» Exercise description
The entire listing is to be repeated verbatim.

====== Records supplied ======

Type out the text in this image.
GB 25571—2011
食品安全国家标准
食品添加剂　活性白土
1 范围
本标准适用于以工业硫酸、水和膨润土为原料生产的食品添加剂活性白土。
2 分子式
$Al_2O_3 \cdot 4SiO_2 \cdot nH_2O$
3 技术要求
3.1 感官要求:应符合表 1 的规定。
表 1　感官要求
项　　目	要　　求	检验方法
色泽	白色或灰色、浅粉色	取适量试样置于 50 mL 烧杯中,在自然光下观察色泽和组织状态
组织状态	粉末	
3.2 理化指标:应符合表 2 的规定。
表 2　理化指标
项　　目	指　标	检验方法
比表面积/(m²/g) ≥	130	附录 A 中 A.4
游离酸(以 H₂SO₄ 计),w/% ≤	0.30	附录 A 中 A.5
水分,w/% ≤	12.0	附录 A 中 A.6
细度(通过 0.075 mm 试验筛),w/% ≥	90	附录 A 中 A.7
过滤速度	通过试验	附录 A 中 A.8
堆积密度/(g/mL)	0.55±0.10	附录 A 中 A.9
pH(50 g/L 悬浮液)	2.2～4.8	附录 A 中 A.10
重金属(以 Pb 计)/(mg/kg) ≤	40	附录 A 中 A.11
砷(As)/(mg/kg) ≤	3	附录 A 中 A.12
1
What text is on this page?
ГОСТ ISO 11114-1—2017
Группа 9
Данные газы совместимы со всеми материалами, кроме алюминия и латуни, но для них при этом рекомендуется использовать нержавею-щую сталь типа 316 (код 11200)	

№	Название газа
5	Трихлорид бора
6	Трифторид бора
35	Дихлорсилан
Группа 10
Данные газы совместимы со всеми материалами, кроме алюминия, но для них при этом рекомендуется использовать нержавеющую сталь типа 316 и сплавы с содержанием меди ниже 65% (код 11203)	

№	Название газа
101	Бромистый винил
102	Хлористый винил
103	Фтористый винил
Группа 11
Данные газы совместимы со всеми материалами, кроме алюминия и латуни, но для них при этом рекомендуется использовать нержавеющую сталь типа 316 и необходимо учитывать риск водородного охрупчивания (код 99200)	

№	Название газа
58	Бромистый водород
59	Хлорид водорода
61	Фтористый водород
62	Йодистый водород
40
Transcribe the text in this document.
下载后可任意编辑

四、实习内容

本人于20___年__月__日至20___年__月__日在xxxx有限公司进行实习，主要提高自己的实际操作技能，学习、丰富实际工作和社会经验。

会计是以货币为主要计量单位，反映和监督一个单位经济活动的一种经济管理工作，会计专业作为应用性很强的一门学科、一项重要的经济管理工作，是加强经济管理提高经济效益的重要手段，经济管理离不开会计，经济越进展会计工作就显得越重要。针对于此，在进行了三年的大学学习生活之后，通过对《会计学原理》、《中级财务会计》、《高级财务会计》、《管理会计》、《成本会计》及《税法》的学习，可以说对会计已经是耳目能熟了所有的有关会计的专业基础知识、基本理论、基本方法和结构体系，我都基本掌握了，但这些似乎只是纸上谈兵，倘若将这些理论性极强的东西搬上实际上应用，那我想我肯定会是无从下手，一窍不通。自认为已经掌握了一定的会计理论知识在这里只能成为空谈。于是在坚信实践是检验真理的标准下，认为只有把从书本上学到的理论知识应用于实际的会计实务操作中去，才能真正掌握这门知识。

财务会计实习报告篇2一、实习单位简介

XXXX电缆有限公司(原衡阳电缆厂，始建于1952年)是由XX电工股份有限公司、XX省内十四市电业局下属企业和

======

» Exercise result
Type out the text in this image.
GB 25571—2011
食品安全国家标准
食品添加剂　活性白土
1 范围
本标准适用于以工业硫酸、水和膨润土为原料生产的食品添加剂活性白土。
2 分子式
$Al_2O_3 \cdot 4SiO_2 \cdot nH_2O$
3 技术要求
3.1 感官要求:应符合表 1 的规定。
表 1　感官要求
项　　目	要　　求	检验方法
色泽	白色或灰色、浅粉色	取适量试样置于 50 mL 烧杯中,在自然光下观察色泽和组织状态
组织状态	粉末	
3.2 理化指标:应符合表 2 的规定。
表 2　理化指标
项　　目	指　标	检验方法
比表面积/(m²/g) ≥	130	附录 A 中 A.4
游离酸(以 H₂SO₄ 计),w/% ≤	0.30	附录 A 中 A.5
水分,w/% ≤	12.0	附录 A 中 A.6
细度(通过 0.075 mm 试验筛),w/% ≥	90	附录 A 中 A.7
过滤速度	通过试验	附录 A 中 A.8
堆积密度/(g/mL)	0.55±0.10	附录 A 中 A.9
pH(50 g/L 悬浮液)	2.2～4.8	附录 A 中 A.10
重金属(以 Pb 计)/(mg/kg) ≤	40	附录 A 中 A.11
砷(As)/(mg/kg) ≤	3	附录 A 中 A.12
1
What text is on this page?
ГОСТ ISO 11114-1—2017
Группа 9
Данные газы совместимы со всеми материалами, кроме алюминия и латуни, но для них при этом рекомендуется использовать нержавею-щую сталь типа 316 (код 11200)	

№	Название газа
5	Трихлорид бора
6	Трифторид бора
35	Дихлорсилан
Группа 10
Данные газы совместимы со всеми материалами, кроме алюминия, но для них при этом рекомендуется использовать нержавеющую сталь типа 316 и сплавы с содержанием меди ниже 65% (код 11203)	

№	Название газа
101	Бромистый винил
102	Хлористый винил
103	Фтористый винил
Группа 11
Данные газы совместимы со всеми материалами, кроме алюминия и латуни, но для них при этом рекомендуется использовать нержавеющую сталь типа 316 и необходимо учитывать риск водородного охрупчивания (код 99200)	

№	Название газа
58	Бромистый водород
59	Хлорид водорода
61	Фтористый водород
62	Йодистый водород
40
Transcribe the text in this document.
下载后可任意编辑

四、实习内容

本人于20___年__月__日至20___年__月__日在xxxx有限公司进行实习，主要提高自己的实际操作技能，学习、丰富实际工作和社会经验。

会计是以货币为主要计量单位，反映和监督一个单位经济活动的一种经济管理工作，会计专业作为应用性很强的一门学科、一项重要的经济管理工作，是加强经济管理提高经济效益的重要手段，经济管理离不开会计，经济越进展会计工作就显得越重要。针对于此，在进行了三年的大学学习生活之后，通过对《会计学原理》、《中级财务会计》、《高级财务会计》、《管理会计》、《成本会计》及《税法》的学习，可以说对会计已经是耳目能熟了所有的有关会计的专业基础知识、基本理论、基本方法和结构体系，我都基本掌握了，但这些似乎只是纸上谈兵，倘若将这些理论性极强的东西搬上实际上应用，那我想我肯定会是无从下手，一窍不通。自认为已经掌握了一定的会计理论知识在这里只能成为空谈。于是在坚信实践是检验真理的标准下，认为只有把从书本上学到的理论知识应用于实际的会计实务操作中去，才能真正掌握这门知识。

财务会计实习报告篇2一、实习单位简介

XXXX电缆有限公司(原衡阳电缆厂，始建于1952年)是由XX电工股份有限公司、XX省内十四市电业局下属企业和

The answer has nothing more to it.